- _Your objective_:
Retype every entry exactly, character for character.

------------------------------------

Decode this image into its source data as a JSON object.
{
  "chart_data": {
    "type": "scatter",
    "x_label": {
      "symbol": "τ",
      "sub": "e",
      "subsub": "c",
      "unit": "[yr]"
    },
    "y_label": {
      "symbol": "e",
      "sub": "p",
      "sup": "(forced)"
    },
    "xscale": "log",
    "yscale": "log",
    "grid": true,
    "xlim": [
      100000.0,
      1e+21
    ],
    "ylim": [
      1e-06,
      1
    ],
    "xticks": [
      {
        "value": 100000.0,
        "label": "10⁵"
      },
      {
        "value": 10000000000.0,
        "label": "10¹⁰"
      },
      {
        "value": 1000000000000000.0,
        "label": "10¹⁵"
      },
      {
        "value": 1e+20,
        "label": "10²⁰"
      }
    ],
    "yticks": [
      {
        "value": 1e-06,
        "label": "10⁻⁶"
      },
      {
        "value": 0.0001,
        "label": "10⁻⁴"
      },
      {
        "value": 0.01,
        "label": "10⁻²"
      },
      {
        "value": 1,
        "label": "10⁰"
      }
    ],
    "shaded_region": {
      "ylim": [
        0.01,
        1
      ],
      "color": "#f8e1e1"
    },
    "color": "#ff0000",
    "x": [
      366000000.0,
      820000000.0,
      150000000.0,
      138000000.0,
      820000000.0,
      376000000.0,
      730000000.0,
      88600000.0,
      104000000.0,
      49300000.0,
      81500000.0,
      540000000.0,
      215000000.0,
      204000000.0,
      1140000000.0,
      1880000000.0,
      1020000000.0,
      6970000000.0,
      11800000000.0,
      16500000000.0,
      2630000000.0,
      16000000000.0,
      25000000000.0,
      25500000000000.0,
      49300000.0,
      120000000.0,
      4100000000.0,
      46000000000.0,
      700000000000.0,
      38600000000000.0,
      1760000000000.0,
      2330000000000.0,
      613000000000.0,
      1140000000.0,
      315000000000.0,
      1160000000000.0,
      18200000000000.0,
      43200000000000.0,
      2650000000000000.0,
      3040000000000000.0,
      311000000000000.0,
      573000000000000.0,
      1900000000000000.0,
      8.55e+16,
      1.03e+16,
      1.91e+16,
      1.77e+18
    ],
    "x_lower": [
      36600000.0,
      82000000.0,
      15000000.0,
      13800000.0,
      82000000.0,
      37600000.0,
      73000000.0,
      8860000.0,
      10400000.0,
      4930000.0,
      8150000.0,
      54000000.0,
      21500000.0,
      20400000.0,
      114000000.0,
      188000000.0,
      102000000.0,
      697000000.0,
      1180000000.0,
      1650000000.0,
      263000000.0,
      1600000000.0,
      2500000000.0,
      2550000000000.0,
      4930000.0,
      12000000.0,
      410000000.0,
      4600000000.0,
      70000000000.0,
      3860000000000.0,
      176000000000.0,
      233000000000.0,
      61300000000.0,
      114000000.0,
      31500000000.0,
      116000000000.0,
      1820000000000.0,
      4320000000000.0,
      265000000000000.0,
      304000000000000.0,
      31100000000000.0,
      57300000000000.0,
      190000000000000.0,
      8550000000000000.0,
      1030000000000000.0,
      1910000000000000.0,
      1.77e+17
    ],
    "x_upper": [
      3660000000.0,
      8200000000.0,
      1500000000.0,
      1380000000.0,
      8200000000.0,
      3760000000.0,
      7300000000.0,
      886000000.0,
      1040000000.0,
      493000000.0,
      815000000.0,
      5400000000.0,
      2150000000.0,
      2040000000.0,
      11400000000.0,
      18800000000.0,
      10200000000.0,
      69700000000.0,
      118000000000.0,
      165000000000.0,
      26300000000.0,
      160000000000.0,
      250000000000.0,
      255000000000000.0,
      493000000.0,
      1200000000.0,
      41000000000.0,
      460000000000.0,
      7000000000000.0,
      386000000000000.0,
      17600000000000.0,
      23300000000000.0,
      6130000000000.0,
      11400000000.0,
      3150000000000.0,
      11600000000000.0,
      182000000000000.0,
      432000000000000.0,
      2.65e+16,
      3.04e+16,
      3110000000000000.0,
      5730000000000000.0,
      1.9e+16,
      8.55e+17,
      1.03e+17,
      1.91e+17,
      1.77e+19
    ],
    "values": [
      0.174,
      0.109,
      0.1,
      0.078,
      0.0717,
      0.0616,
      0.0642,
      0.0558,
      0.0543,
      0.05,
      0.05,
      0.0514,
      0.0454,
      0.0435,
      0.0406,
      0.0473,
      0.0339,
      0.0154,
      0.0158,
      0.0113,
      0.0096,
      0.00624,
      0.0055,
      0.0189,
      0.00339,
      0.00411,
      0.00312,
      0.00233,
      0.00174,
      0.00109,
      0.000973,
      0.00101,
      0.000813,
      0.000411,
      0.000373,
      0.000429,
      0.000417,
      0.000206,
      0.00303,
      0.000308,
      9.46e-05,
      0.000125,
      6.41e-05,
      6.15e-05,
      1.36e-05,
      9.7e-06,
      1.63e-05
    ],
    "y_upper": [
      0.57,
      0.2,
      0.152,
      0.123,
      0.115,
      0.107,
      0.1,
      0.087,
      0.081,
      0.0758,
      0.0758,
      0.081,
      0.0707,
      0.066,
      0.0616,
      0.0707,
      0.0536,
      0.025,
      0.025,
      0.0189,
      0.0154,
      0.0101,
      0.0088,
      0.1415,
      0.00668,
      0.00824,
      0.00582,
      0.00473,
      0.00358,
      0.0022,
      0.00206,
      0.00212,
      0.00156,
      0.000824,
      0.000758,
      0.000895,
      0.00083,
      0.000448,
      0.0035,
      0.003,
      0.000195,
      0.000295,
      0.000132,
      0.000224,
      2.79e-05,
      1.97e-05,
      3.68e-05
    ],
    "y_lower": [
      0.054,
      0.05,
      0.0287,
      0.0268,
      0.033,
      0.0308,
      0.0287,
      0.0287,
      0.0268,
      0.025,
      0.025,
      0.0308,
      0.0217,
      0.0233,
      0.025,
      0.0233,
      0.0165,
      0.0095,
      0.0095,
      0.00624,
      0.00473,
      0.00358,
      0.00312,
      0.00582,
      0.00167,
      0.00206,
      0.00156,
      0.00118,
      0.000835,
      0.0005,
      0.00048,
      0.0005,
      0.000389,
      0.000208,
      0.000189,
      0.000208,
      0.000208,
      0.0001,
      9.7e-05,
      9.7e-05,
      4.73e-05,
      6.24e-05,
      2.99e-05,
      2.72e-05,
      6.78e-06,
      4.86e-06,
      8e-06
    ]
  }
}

------------------------------------

- _Solution_:
Decode this image into its source data as a JSON object.
{
  "chart_data": {
    "type": "scatter",
    "x_label": {
      "symbol": "τ",
      "sub": "e",
      "subsub": "c",
      "unit": "[yr]"
    },
    "y_label": {
      "symbol": "e",
      "sub": "p",
      "sup": "(forced)"
    },
    "xscale": "log",
    "yscale": "log",
    "grid": true,
    "xlim": [
      100000.0,
      1e+21
    ],
    "ylim": [
      1e-06,
      1
    ],
    "xticks": [
      {
        "value": 100000.0,
        "label": "10⁵"
      },
      {
        "value": 10000000000.0,
        "label": "10¹⁰"
      },
      {
        "value": 1000000000000000.0,
        "label": "10¹⁵"
      },
      {
        "value": 1e+20,
        "label": "10²⁰"
      }
    ],
    "yticks": [
      {
        "value": 1e-06,
        "label": "10⁻⁶"
      },
      {
        "value": 0.0001,
        "label": "10⁻⁴"
      },
      {
        "value": 0.01,
        "label": "10⁻²"
      },
      {
        "value": 1,
        "label": "10⁰"
      }
    ],
    "shaded_region": {
      "ylim": [
        0.01,
        1
      ],
      "color": "#f8e1e1"
    },
    "color": "#ff0000",
    "x": [
      366000000.0,
      820000000.0,
      150000000.0,
      138000000.0,
      820000000.0,
      376000000.0,
      730000000.0,
      88600000.0,
      104000000.0,
      49300000.0,
      81500000.0,
      540000000.0,
      215000000.0,
      204000000.0,
      1140000000.0,
      1880000000.0,
      1020000000.0,
      6970000000.0,
      11800000000.0,
      16500000000.0,
      2630000000.0,
      16000000000.0,
      25000000000.0,
      25500000000000.0,
      49300000.0,
      120000000.0,
      4100000000.0,
      46000000000.0,
      700000000000.0,
      38600000000000.0,
      1760000000000.0,
      2330000000000.0,
      613000000000.0,
      1140000000.0,
      315000000000.0,
      1160000000000.0,
      18200000000000.0,
      43200000000000.0,
      2650000000000000.0,
      3040000000000000.0,
      311000000000000.0,
      573000000000000.0,
      1900000000000000.0,
      8.55e+16,
      1.03e+16,
      1.91e+16,
      1.77e+18
    ],
    "x_lower": [
      36600000.0,
      82000000.0,
      15000000.0,
      13800000.0,
      82000000.0,
      37600000.0,
      73000000.0,
      8860000.0,
      10400000.0,
      4930000.0,
      8150000.0,
      54000000.0,
      21500000.0,
      20400000.0,
      114000000.0,
      188000000.0,
      102000000.0,
      697000000.0,
      1180000000.0,
      1650000000.0,
      263000000.0,
      1600000000.0,
      2500000000.0,
      2550000000000.0,
      4930000.0,
      12000000.0,
      410000000.0,
      4600000000.0,
      70000000000.0,
      3860000000000.0,
      176000000000.0,
      233000000000.0,
      61300000000.0,
      114000000.0,
      31500000000.0,
      116000000000.0,
      1820000000000.0,
      4320000000000.0,
      265000000000000.0,
      304000000000000.0,
      31100000000000.0,
      57300000000000.0,
      190000000000000.0,
      8550000000000000.0,
      1030000000000000.0,
      1910000000000000.0,
      1.77e+17
    ],
    "x_upper": [
      3660000000.0,
      8200000000.0,
      1500000000.0,
      1380000000.0,
      8200000000.0,
      3760000000.0,
      7300000000.0,
      886000000.0,
      1040000000.0,
      493000000.0,
      815000000.0,
      5400000000.0,
      2150000000.0,
      2040000000.0,
      11400000000.0,
      18800000000.0,
      10200000000.0,
      69700000000.0,
      118000000000.0,
      165000000000.0,
      26300000000.0,
      160000000000.0,
      250000000000.0,
      255000000000000.0,
      493000000.0,
      1200000000.0,
      41000000000.0,
      460000000000.0,
      7000000000000.0,
      386000000000000.0,
      17600000000000.0,
      23300000000000.0,
      6130000000000.0,
      11400000000.0,
      3150000000000.0,
      11600000000000.0,
      182000000000000.0,
      432000000000000.0,
      2.65e+16,
      3.04e+16,
      3110000000000000.0,
      5730000000000000.0,
      1.9e+16,
      8.55e+17,
      1.03e+17,
      1.91e+17,
      1.77e+19
    ],
    "values": [
      0.174,
      0.109,
      0.1,
      0.078,
      0.0717,
      0.0616,
      0.0642,
      0.0558,
      0.0543,
      0.05,
      0.05,
      0.0514,
      0.0454,
      0.0435,
      0.0406,
      0.0473,
      0.0339,
      0.0154,
      0.0158,
      0.0113,
      0.0096,
      0.00624,
      0.0055,
      0.0189,
      0.00339,
      0.00411,
      0.00312,
      0.00233,
      0.00174,
      0.00109,
      0.000973,
      0.00101,
      0.000813,
      0.000411,
      0.000373,
      0.000429,
      0.000417,
      0.000206,
      0.00303,
      0.000308,
      9.46e-05,
      0.000125,
      6.41e-05,
      6.15e-05,
      1.36e-05,
      9.7e-06,
      1.63e-05
    ],
    "y_upper": [
      0.57,
      0.2,
      0.152,
      0.123,
      0.115,
      0.107,
      0.1,
      0.087,
      0.081,
      0.0758,
      0.0758,
      0.081,
      0.0707,
      0.066,
      0.0616,
      0.0707,
      0.0536,
      0.025,
      0.025,
      0.0189,
      0.0154,
      0.0101,
      0.0088,
      0.1415,
      0.00668,
      0.00824,
      0.00582,
      0.00473,
      0.00358,
      0.0022,
      0.00206,
      0.00212,
      0.00156,
      0.000824,
      0.000758,
      0.000895,
      0.00083,
      0.000448,
      0.0035,
      0.003,
      0.000195,
      0.000295,
      0.000132,
      0.000224,
      2.79e-05,
      1.97e-05,
      3.68e-05
    ],
    "y_lower": [
      0.054,
      0.05,
      0.0287,
      0.0268,
      0.033,
      0.0308,
      0.0287,
      0.0287,
      0.0268,
      0.025,
      0.025,
      0.0308,
      0.0217,
      0.0233,
      0.025,
      0.0233,
      0.0165,
      0.0095,
      0.0095,
      0.00624,
      0.00473,
      0.00358,
      0.00312,
      0.00582,
      0.00167,
      0.00206,
      0.00156,
      0.00118,
      0.000835,
      0.0005,
      0.00048,
      0.0005,
      0.000389,
      0.000208,
      0.000189,
      0.000208,
      0.000208,
      0.0001,
      9.7e-05,
      9.7e-05,
      4.73e-05,
      6.24e-05,
      2.99e-05,
      2.72e-05,
      6.78e-06,
      4.86e-06,
      8e-06
    ]
  }
}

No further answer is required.